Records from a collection

[START]

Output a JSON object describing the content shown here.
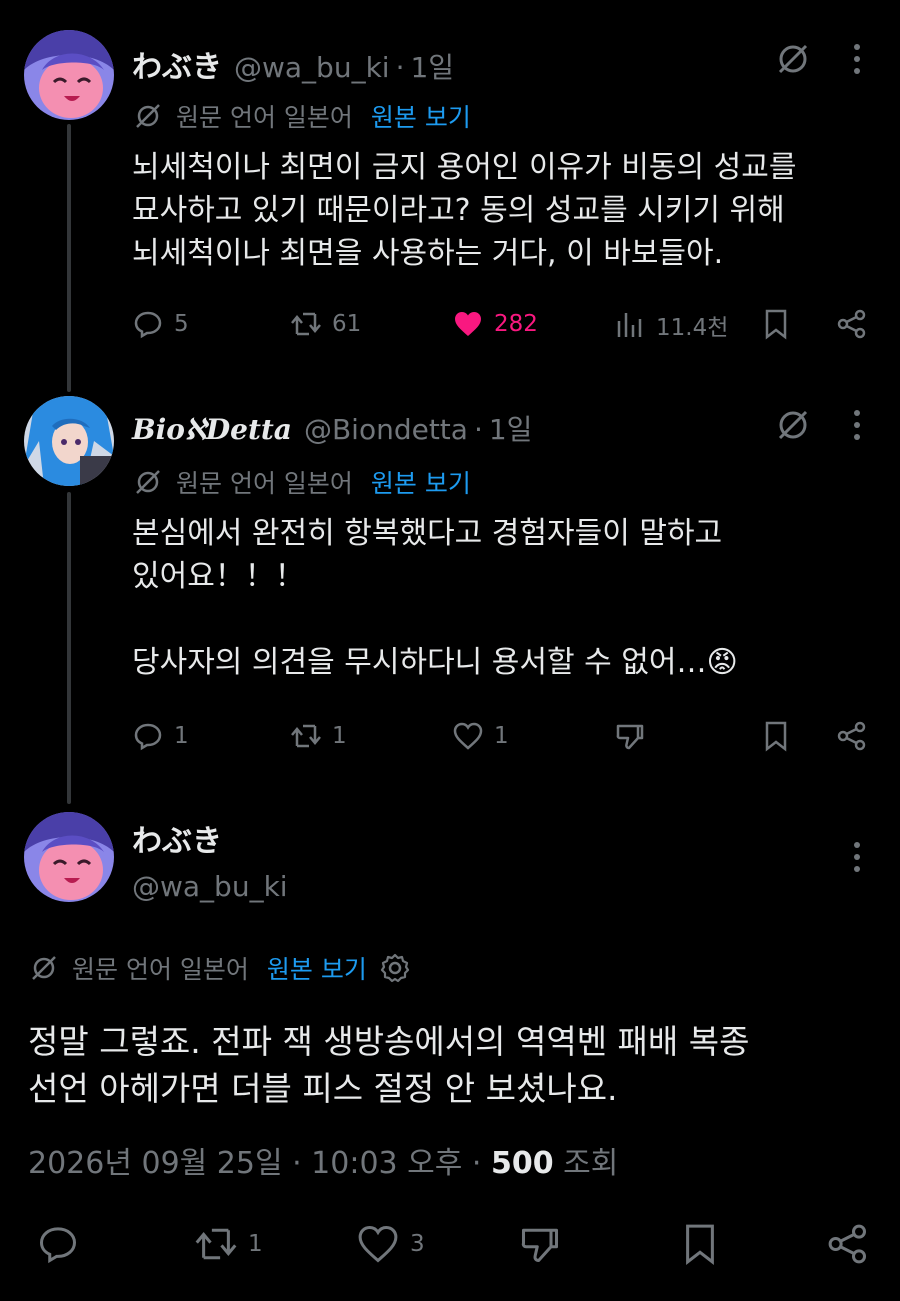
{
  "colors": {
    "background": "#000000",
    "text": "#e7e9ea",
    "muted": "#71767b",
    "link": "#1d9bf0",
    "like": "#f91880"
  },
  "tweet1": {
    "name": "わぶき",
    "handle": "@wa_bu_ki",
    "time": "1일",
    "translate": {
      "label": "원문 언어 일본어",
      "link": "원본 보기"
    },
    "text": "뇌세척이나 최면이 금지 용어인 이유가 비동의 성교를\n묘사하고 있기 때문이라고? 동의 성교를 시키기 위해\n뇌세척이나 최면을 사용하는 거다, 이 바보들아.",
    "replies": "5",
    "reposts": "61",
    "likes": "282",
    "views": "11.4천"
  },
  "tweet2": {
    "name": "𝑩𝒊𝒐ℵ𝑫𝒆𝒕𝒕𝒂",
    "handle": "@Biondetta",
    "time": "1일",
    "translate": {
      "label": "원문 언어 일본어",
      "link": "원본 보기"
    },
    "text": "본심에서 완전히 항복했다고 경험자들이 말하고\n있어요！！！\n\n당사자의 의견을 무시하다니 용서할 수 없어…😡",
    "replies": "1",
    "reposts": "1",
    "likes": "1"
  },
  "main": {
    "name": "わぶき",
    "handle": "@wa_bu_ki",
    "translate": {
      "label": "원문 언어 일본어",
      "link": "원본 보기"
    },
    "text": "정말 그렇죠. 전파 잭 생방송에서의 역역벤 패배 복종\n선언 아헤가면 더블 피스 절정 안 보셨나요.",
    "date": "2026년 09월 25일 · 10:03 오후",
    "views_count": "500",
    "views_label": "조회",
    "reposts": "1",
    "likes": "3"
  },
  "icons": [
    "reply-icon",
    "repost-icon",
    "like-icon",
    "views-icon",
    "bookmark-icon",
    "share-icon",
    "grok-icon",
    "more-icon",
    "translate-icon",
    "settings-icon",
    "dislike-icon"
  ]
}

[END]
[START]

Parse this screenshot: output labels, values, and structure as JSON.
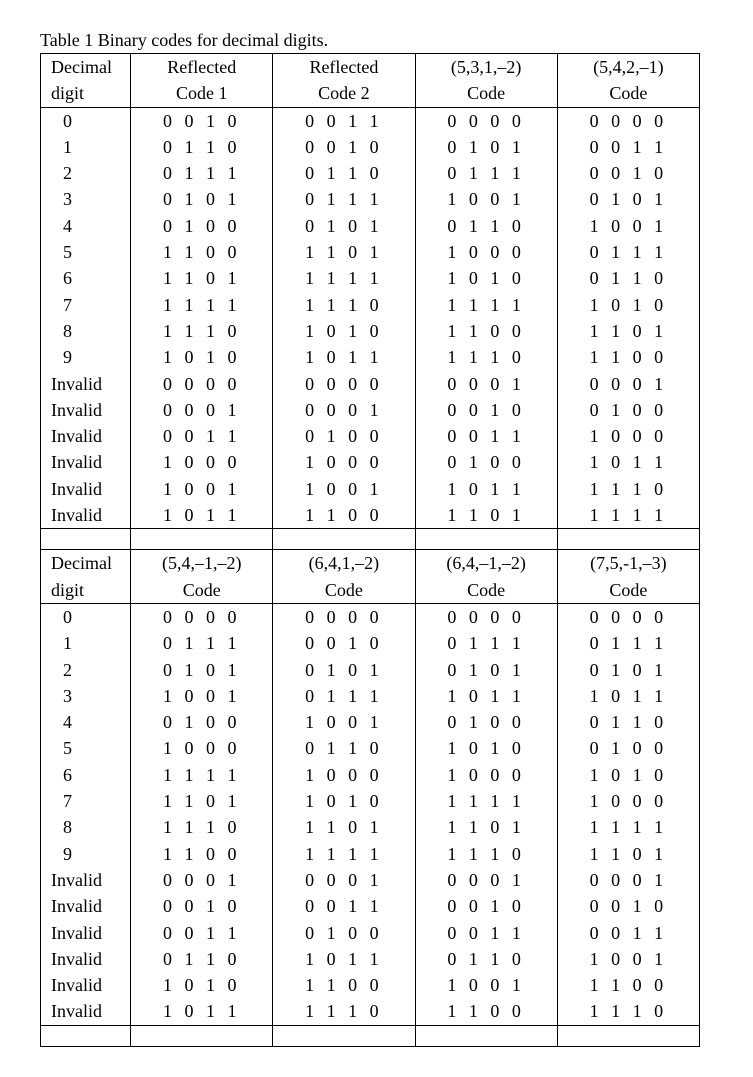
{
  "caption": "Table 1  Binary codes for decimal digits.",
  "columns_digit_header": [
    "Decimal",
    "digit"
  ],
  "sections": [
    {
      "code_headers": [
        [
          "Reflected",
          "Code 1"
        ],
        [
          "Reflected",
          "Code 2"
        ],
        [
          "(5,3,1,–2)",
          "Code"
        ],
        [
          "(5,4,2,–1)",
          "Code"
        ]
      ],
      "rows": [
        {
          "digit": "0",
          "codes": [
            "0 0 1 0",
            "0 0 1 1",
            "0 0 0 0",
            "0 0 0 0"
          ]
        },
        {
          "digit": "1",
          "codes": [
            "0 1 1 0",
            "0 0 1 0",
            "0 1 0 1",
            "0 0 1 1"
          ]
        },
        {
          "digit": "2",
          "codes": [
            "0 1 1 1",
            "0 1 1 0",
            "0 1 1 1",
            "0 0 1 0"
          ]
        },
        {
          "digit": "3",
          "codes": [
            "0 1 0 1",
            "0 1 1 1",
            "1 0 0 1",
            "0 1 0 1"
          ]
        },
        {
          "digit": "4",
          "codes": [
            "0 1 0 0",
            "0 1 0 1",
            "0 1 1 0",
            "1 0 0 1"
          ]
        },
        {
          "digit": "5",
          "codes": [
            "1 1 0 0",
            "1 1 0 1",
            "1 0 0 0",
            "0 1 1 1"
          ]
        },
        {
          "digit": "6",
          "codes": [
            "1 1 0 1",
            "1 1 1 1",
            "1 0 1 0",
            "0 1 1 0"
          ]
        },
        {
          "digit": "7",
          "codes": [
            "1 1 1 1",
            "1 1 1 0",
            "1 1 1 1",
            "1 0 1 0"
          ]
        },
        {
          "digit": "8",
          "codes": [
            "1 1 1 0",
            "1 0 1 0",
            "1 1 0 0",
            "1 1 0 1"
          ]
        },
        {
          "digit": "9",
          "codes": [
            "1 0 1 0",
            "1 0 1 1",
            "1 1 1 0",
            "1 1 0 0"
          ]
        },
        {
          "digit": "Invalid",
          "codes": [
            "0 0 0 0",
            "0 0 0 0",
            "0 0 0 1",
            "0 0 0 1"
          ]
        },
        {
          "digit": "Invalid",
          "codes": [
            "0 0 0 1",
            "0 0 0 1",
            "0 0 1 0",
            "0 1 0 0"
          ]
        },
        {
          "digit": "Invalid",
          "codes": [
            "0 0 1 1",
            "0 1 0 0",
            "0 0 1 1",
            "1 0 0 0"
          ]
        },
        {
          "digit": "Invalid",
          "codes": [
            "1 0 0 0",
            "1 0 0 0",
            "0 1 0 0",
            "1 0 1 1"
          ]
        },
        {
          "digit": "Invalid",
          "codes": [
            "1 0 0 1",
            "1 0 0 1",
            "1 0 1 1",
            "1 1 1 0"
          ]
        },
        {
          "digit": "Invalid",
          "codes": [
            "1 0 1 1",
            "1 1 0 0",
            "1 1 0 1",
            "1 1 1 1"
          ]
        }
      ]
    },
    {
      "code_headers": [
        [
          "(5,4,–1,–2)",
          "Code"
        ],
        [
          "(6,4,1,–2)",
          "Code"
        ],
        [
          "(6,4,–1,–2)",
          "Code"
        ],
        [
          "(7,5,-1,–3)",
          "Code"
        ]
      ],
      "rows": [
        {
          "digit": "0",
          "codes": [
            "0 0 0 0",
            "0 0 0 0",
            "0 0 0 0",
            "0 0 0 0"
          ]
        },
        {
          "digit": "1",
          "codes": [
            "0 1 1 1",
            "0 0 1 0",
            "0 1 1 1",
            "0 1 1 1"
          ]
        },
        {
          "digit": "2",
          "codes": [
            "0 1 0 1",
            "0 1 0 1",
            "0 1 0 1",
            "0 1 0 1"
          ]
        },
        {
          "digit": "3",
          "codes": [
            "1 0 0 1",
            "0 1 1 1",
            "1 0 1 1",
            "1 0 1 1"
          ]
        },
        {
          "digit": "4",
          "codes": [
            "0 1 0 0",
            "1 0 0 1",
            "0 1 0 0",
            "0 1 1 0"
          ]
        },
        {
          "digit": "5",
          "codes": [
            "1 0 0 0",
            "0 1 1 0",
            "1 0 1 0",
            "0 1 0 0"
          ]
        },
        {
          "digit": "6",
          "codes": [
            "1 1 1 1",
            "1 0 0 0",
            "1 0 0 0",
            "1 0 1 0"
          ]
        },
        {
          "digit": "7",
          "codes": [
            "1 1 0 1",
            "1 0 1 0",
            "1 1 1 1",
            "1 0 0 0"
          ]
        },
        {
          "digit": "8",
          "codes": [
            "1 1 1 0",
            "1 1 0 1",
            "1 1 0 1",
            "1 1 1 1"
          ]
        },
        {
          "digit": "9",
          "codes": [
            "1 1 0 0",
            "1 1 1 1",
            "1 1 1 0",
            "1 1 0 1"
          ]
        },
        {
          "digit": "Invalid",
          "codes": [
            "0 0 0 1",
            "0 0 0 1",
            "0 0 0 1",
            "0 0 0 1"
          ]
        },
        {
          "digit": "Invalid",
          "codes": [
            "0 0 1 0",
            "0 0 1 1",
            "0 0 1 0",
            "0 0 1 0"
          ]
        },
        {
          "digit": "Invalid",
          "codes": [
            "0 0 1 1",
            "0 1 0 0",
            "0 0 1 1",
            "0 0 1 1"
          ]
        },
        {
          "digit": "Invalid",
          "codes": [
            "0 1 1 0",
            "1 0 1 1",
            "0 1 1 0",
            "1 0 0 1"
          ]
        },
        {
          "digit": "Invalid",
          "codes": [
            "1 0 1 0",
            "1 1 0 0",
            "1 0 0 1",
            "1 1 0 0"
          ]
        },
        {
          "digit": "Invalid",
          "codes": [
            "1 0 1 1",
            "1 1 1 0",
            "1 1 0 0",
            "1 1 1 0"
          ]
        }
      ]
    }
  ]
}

[END]
[START]

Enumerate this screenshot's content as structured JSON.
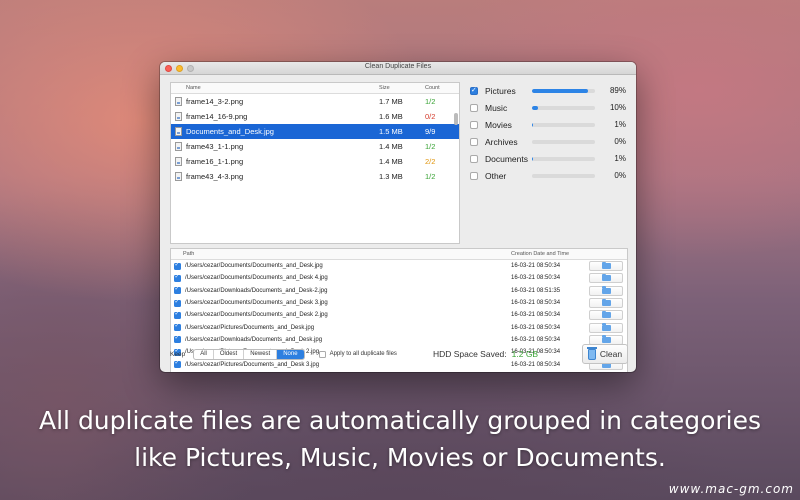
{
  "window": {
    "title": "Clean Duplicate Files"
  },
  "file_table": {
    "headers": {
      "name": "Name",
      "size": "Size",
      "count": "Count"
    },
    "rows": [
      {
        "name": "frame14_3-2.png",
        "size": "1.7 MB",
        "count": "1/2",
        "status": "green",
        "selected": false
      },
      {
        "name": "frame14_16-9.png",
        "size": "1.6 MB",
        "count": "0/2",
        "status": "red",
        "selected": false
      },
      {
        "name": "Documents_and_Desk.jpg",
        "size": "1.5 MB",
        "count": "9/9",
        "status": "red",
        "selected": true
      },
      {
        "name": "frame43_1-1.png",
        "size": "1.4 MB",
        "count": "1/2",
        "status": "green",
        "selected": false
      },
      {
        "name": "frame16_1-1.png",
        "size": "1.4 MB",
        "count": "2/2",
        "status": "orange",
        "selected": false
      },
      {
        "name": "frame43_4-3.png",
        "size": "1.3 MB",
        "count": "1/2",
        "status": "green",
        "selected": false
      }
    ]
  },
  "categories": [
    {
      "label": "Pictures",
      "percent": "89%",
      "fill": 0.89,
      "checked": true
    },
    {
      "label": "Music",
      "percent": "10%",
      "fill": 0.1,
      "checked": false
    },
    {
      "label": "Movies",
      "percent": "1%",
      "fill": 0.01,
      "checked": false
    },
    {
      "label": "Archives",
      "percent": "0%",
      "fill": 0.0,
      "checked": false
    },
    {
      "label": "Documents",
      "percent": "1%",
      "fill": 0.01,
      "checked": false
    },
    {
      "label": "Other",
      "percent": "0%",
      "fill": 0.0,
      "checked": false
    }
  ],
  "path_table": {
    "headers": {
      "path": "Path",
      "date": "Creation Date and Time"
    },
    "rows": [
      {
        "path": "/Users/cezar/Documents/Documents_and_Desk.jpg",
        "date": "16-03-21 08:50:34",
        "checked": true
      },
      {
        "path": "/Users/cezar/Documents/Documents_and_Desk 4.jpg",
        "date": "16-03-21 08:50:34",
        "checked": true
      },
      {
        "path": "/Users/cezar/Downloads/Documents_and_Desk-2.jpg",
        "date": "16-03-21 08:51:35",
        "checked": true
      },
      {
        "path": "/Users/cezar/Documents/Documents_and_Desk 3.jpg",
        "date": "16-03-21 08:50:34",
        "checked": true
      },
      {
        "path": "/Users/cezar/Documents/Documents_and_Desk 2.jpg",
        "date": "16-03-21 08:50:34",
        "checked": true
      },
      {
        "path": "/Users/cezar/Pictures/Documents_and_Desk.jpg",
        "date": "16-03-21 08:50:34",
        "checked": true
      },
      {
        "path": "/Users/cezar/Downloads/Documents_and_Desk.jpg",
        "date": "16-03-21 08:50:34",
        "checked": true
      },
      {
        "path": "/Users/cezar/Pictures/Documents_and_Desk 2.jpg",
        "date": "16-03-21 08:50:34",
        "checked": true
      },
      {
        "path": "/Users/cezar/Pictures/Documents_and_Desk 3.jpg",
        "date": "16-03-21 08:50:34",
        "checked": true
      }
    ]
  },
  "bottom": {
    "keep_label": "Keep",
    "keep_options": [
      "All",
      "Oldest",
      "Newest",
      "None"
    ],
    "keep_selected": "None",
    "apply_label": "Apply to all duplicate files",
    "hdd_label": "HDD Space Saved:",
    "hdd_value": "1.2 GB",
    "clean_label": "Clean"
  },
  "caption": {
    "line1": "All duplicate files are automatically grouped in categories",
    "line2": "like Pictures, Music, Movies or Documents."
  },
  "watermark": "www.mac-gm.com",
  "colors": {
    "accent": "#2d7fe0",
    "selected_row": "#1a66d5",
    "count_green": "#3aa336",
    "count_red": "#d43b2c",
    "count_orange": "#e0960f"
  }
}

[END]

## [Written exercise]
Pull out all lines containing "cezar".

## [Result]
        "path": "/Users/cezar/Documents/Documents_and_Desk.jpg",
        "path": "/Users/cezar/Documents/Documents_and_Desk 4.jpg",
        "path": "/Users/cezar/Downloads/Documents_and_Desk-2.jpg",
        "path": "/Users/cezar/Documents/Documents_and_Desk 3.jpg",
        "path": "/Users/cezar/Documents/Documents_and_Desk 2.jpg",
        "path": "/Users/cezar/Pictures/Documents_and_Desk.jpg",
        "path": "/Users/cezar/Downloads/Documents_and_Desk.jpg",
        "path": "/Users/cezar/Pictures/Documents_and_Desk 2.jpg",
        "path": "/Users/cezar/Pictures/Documents_and_Desk 3.jpg",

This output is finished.